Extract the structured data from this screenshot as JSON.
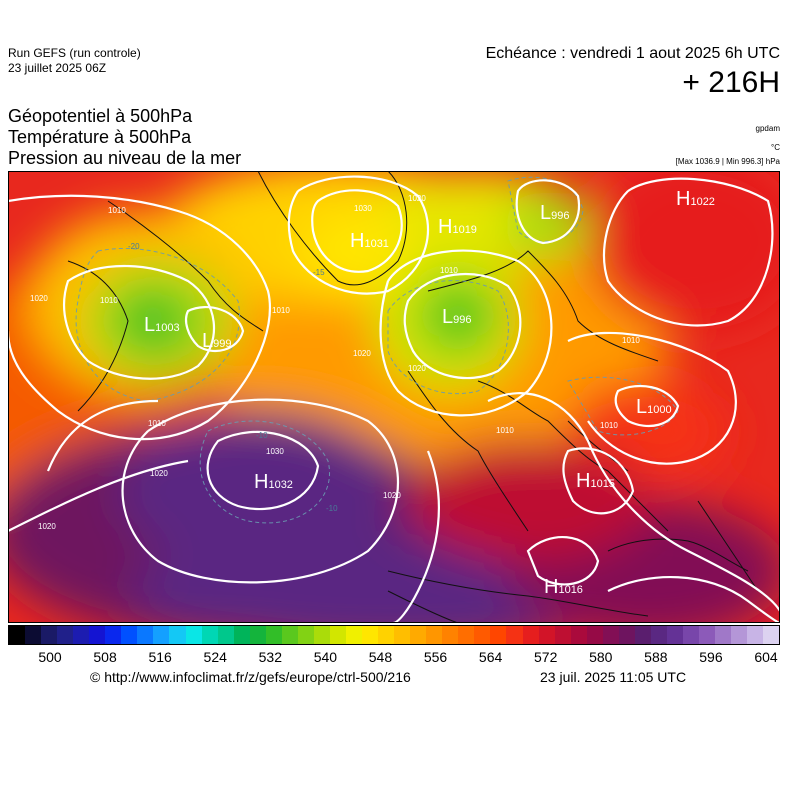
{
  "header": {
    "run_title": "Run GEFS (run controle)",
    "run_date": "23 juillet 2025 06Z",
    "echeance": "Echéance : vendredi 1 aout 2025 6h UTC",
    "lead_time": "+ 216H"
  },
  "variables": {
    "line1": "Géopotentiel à 500hPa",
    "line2": "Température à 500hPa",
    "line3": "Pression au niveau de la mer"
  },
  "units": {
    "geopotential": "gpdam",
    "temperature": "°C",
    "pressure_range": "[Max 1036.9 | Min 996.3] hPa"
  },
  "pressure_centers": [
    {
      "type": "H",
      "value": "1022"
    },
    {
      "type": "L",
      "value": "996"
    },
    {
      "type": "H",
      "value": "1019"
    },
    {
      "type": "H",
      "value": "1031"
    },
    {
      "type": "L",
      "value": "1003"
    },
    {
      "type": "L",
      "value": "999"
    },
    {
      "type": "L",
      "value": "996"
    },
    {
      "type": "L",
      "value": "1000"
    },
    {
      "type": "H",
      "value": "1032"
    },
    {
      "type": "H",
      "value": "1015"
    },
    {
      "type": "H",
      "value": "1016"
    }
  ],
  "isobar_labels": [
    "1010",
    "1030",
    "1020",
    "1010",
    "1020",
    "1010",
    "1010",
    "1010",
    "1010",
    "1020",
    "1030",
    "1020",
    "1020",
    "1020",
    "1010",
    "1010",
    "1020"
  ],
  "temperature_labels": [
    "-20",
    "-15",
    "-10",
    "-10"
  ],
  "colorbar": {
    "tick_labels": [
      "500",
      "508",
      "516",
      "524",
      "532",
      "540",
      "548",
      "556",
      "564",
      "572",
      "580",
      "588",
      "596",
      "604"
    ],
    "colors": [
      "#000000",
      "#0c0c33",
      "#1a1a66",
      "#20208a",
      "#1c1cb0",
      "#1414d2",
      "#0a28ee",
      "#0050ff",
      "#0a78ff",
      "#14a0ff",
      "#14c8f5",
      "#0ae6e6",
      "#00d7b4",
      "#00c88c",
      "#00b45a",
      "#14b43c",
      "#32be28",
      "#5ac81e",
      "#82d214",
      "#aadc0a",
      "#d2e600",
      "#f0f000",
      "#ffe600",
      "#ffd200",
      "#ffbe00",
      "#ffaa00",
      "#ff9600",
      "#ff8200",
      "#ff6e00",
      "#ff5a00",
      "#ff4600",
      "#f53214",
      "#e61e1e",
      "#d21428",
      "#be0f32",
      "#aa0a3c",
      "#960a46",
      "#820f55",
      "#6e145f",
      "#5a1e6e",
      "#5a2882",
      "#643296",
      "#7846aa",
      "#8c5ab9",
      "#a078c8",
      "#b496d7",
      "#c8b4e6",
      "#dcd2f0"
    ]
  },
  "footer": {
    "source": "© http://www.infoclimat.fr/z/gefs/europe/ctrl-500/216",
    "generated": "23 juil. 2025 11:05 UTC"
  }
}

+-------+

**Task statement**
Repeat each entry precisely as it appears. Leave the pictures out.

**The solution**
Extract the structured data from this screenshot as JSON.
{
  "header": {
    "run_title": "Run GEFS (run controle)",
    "run_date": "23 juillet 2025 06Z",
    "echeance": "Echéance : vendredi 1 aout 2025 6h UTC",
    "lead_time": "+ 216H"
  },
  "variables": {
    "line1": "Géopotentiel à 500hPa",
    "line2": "Température à 500hPa",
    "line3": "Pression au niveau de la mer"
  },
  "units": {
    "geopotential": "gpdam",
    "temperature": "°C",
    "pressure_range": "[Max 1036.9 | Min 996.3] hPa"
  },
  "pressure_centers": [
    {
      "type": "H",
      "value": "1022"
    },
    {
      "type": "L",
      "value": "996"
    },
    {
      "type": "H",
      "value": "1019"
    },
    {
      "type": "H",
      "value": "1031"
    },
    {
      "type": "L",
      "value": "1003"
    },
    {
      "type": "L",
      "value": "999"
    },
    {
      "type": "L",
      "value": "996"
    },
    {
      "type": "L",
      "value": "1000"
    },
    {
      "type": "H",
      "value": "1032"
    },
    {
      "type": "H",
      "value": "1015"
    },
    {
      "type": "H",
      "value": "1016"
    }
  ],
  "isobar_labels": [
    "1010",
    "1030",
    "1020",
    "1010",
    "1020",
    "1010",
    "1010",
    "1010",
    "1010",
    "1020",
    "1030",
    "1020",
    "1020",
    "1020",
    "1010",
    "1010",
    "1020"
  ],
  "temperature_labels": [
    "-20",
    "-15",
    "-10",
    "-10"
  ],
  "colorbar": {
    "tick_labels": [
      "500",
      "508",
      "516",
      "524",
      "532",
      "540",
      "548",
      "556",
      "564",
      "572",
      "580",
      "588",
      "596",
      "604"
    ],
    "colors": [
      "#000000",
      "#0c0c33",
      "#1a1a66",
      "#20208a",
      "#1c1cb0",
      "#1414d2",
      "#0a28ee",
      "#0050ff",
      "#0a78ff",
      "#14a0ff",
      "#14c8f5",
      "#0ae6e6",
      "#00d7b4",
      "#00c88c",
      "#00b45a",
      "#14b43c",
      "#32be28",
      "#5ac81e",
      "#82d214",
      "#aadc0a",
      "#d2e600",
      "#f0f000",
      "#ffe600",
      "#ffd200",
      "#ffbe00",
      "#ffaa00",
      "#ff9600",
      "#ff8200",
      "#ff6e00",
      "#ff5a00",
      "#ff4600",
      "#f53214",
      "#e61e1e",
      "#d21428",
      "#be0f32",
      "#aa0a3c",
      "#960a46",
      "#820f55",
      "#6e145f",
      "#5a1e6e",
      "#5a2882",
      "#643296",
      "#7846aa",
      "#8c5ab9",
      "#a078c8",
      "#b496d7",
      "#c8b4e6",
      "#dcd2f0"
    ]
  },
  "footer": {
    "source": "© http://www.infoclimat.fr/z/gefs/europe/ctrl-500/216",
    "generated": "23 juil. 2025 11:05 UTC"
  }
}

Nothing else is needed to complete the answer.